■ WORK INSTRUCTIONS
Your task is to transcribe the data in full.

Some records:
========

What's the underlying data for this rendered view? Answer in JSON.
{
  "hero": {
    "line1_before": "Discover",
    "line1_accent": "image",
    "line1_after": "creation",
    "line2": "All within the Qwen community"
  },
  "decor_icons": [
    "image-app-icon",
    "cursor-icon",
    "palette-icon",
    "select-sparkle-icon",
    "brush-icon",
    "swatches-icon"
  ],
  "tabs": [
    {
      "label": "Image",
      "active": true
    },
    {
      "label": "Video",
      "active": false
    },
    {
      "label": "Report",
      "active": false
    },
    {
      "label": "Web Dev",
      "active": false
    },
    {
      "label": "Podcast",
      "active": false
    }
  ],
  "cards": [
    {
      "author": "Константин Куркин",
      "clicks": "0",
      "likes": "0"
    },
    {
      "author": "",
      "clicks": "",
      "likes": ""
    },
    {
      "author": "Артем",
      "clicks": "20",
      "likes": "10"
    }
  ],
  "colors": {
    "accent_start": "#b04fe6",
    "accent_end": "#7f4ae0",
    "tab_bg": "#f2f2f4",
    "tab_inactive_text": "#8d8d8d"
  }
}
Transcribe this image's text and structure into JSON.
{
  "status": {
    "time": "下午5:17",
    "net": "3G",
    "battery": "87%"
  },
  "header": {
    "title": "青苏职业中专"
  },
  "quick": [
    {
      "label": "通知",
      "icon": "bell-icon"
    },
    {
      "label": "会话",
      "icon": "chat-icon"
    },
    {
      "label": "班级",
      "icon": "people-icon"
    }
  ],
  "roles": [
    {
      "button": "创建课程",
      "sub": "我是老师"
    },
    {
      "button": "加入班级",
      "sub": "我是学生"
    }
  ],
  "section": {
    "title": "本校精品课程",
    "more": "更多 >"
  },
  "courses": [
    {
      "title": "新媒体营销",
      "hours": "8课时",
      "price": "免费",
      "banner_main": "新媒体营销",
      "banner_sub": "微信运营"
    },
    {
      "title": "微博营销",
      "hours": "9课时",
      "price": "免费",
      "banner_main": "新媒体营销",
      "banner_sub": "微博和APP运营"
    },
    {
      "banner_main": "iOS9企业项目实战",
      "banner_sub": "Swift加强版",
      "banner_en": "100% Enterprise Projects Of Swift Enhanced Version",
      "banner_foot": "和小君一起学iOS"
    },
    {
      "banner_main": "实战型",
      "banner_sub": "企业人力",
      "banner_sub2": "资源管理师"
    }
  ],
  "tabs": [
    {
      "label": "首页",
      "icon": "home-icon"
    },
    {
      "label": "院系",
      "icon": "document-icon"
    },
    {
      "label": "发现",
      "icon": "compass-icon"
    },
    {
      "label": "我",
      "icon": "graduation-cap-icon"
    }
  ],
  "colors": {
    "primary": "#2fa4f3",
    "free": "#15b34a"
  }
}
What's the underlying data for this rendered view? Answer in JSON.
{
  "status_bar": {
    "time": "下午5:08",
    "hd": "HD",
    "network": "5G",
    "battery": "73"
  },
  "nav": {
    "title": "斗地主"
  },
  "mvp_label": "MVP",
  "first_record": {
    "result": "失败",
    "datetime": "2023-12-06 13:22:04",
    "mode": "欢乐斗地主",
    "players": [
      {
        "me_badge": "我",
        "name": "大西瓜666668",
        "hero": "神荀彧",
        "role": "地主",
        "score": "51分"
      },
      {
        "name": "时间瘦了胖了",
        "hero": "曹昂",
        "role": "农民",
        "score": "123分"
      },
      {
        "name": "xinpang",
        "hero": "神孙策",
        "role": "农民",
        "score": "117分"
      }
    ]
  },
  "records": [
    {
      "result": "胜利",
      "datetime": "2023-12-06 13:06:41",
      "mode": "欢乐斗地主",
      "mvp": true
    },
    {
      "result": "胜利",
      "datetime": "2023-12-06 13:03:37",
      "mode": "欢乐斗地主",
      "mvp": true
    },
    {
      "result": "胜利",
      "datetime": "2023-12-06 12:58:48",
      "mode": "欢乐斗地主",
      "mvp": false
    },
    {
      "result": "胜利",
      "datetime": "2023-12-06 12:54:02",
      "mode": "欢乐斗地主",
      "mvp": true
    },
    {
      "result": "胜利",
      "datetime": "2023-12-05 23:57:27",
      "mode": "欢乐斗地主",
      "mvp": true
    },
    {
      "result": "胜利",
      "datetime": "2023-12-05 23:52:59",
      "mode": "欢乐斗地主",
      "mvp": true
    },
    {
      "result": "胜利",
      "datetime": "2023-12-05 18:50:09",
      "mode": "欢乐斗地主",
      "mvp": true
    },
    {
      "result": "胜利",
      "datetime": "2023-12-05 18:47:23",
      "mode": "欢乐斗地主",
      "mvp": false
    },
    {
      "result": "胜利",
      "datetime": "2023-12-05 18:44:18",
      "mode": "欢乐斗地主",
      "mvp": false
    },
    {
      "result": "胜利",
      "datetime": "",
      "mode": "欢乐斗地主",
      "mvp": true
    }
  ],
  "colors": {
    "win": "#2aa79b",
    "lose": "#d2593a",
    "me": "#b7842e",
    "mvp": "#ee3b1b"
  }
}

========

■ ANSWER IN FULL
What's the underlying data for this rendered view? Answer in JSON.
{
  "hero": {
    "line1_before": "Discover",
    "line1_accent": "image",
    "line1_after": "creation",
    "line2": "All within the Qwen community"
  },
  "decor_icons": [
    "image-app-icon",
    "cursor-icon",
    "palette-icon",
    "select-sparkle-icon",
    "brush-icon",
    "swatches-icon"
  ],
  "tabs": [
    {
      "label": "Image",
      "active": true
    },
    {
      "label": "Video",
      "active": false
    },
    {
      "label": "Report",
      "active": false
    },
    {
      "label": "Web Dev",
      "active": false
    },
    {
      "label": "Podcast",
      "active": false
    }
  ],
  "cards": [
    {
      "author": "Константин Куркин",
      "clicks": "0",
      "likes": "0"
    },
    {
      "author": "",
      "clicks": "",
      "likes": ""
    },
    {
      "author": "Артем",
      "clicks": "20",
      "likes": "10"
    }
  ],
  "colors": {
    "accent_start": "#b04fe6",
    "accent_end": "#7f4ae0",
    "tab_bg": "#f2f2f4",
    "tab_inactive_text": "#8d8d8d"
  }
}
Transcribe this image's text and structure into JSON.
{
  "status": {
    "time": "下午5:17",
    "net": "3G",
    "battery": "87%"
  },
  "header": {
    "title": "青苏职业中专"
  },
  "quick": [
    {
      "label": "通知",
      "icon": "bell-icon"
    },
    {
      "label": "会话",
      "icon": "chat-icon"
    },
    {
      "label": "班级",
      "icon": "people-icon"
    }
  ],
  "roles": [
    {
      "button": "创建课程",
      "sub": "我是老师"
    },
    {
      "button": "加入班级",
      "sub": "我是学生"
    }
  ],
  "section": {
    "title": "本校精品课程",
    "more": "更多 >"
  },
  "courses": [
    {
      "title": "新媒体营销",
      "hours": "8课时",
      "price": "免费",
      "banner_main": "新媒体营销",
      "banner_sub": "微信运营"
    },
    {
      "title": "微博营销",
      "hours": "9课时",
      "price": "免费",
      "banner_main": "新媒体营销",
      "banner_sub": "微博和APP运营"
    },
    {
      "banner_main": "iOS9企业项目实战",
      "banner_sub": "Swift加强版",
      "banner_en": "100% Enterprise Projects Of Swift Enhanced Version",
      "banner_foot": "和小君一起学iOS"
    },
    {
      "banner_main": "实战型",
      "banner_sub": "企业人力",
      "banner_sub2": "资源管理师"
    }
  ],
  "tabs": [
    {
      "label": "首页",
      "icon": "home-icon"
    },
    {
      "label": "院系",
      "icon": "document-icon"
    },
    {
      "label": "发现",
      "icon": "compass-icon"
    },
    {
      "label": "我",
      "icon": "graduation-cap-icon"
    }
  ],
  "colors": {
    "primary": "#2fa4f3",
    "free": "#15b34a"
  }
}
What's the underlying data for this rendered view? Answer in JSON.
{
  "status_bar": {
    "time": "下午5:08",
    "hd": "HD",
    "network": "5G",
    "battery": "73"
  },
  "nav": {
    "title": "斗地主"
  },
  "mvp_label": "MVP",
  "first_record": {
    "result": "失败",
    "datetime": "2023-12-06 13:22:04",
    "mode": "欢乐斗地主",
    "players": [
      {
        "me_badge": "我",
        "name": "大西瓜666668",
        "hero": "神荀彧",
        "role": "地主",
        "score": "51分"
      },
      {
        "name": "时间瘦了胖了",
        "hero": "曹昂",
        "role": "农民",
        "score": "123分"
      },
      {
        "name": "xinpang",
        "hero": "神孙策",
        "role": "农民",
        "score": "117分"
      }
    ]
  },
  "records": [
    {
      "result": "胜利",
      "datetime": "2023-12-06 13:06:41",
      "mode": "欢乐斗地主",
      "mvp": true
    },
    {
      "result": "胜利",
      "datetime": "2023-12-06 13:03:37",
      "mode": "欢乐斗地主",
      "mvp": true
    },
    {
      "result": "胜利",
      "datetime": "2023-12-06 12:58:48",
      "mode": "欢乐斗地主",
      "mvp": false
    },
    {
      "result": "胜利",
      "datetime": "2023-12-06 12:54:02",
      "mode": "欢乐斗地主",
      "mvp": true
    },
    {
      "result": "胜利",
      "datetime": "2023-12-05 23:57:27",
      "mode": "欢乐斗地主",
      "mvp": true
    },
    {
      "result": "胜利",
      "datetime": "2023-12-05 23:52:59",
      "mode": "欢乐斗地主",
      "mvp": true
    },
    {
      "result": "胜利",
      "datetime": "2023-12-05 18:50:09",
      "mode": "欢乐斗地主",
      "mvp": true
    },
    {
      "result": "胜利",
      "datetime": "2023-12-05 18:47:23",
      "mode": "欢乐斗地主",
      "mvp": false
    },
    {
      "result": "胜利",
      "datetime": "2023-12-05 18:44:18",
      "mode": "欢乐斗地主",
      "mvp": false
    },
    {
      "result": "胜利",
      "datetime": "",
      "mode": "欢乐斗地主",
      "mvp": true
    }
  ],
  "colors": {
    "win": "#2aa79b",
    "lose": "#d2593a",
    "me": "#b7842e",
    "mvp": "#ee3b1b"
  }
}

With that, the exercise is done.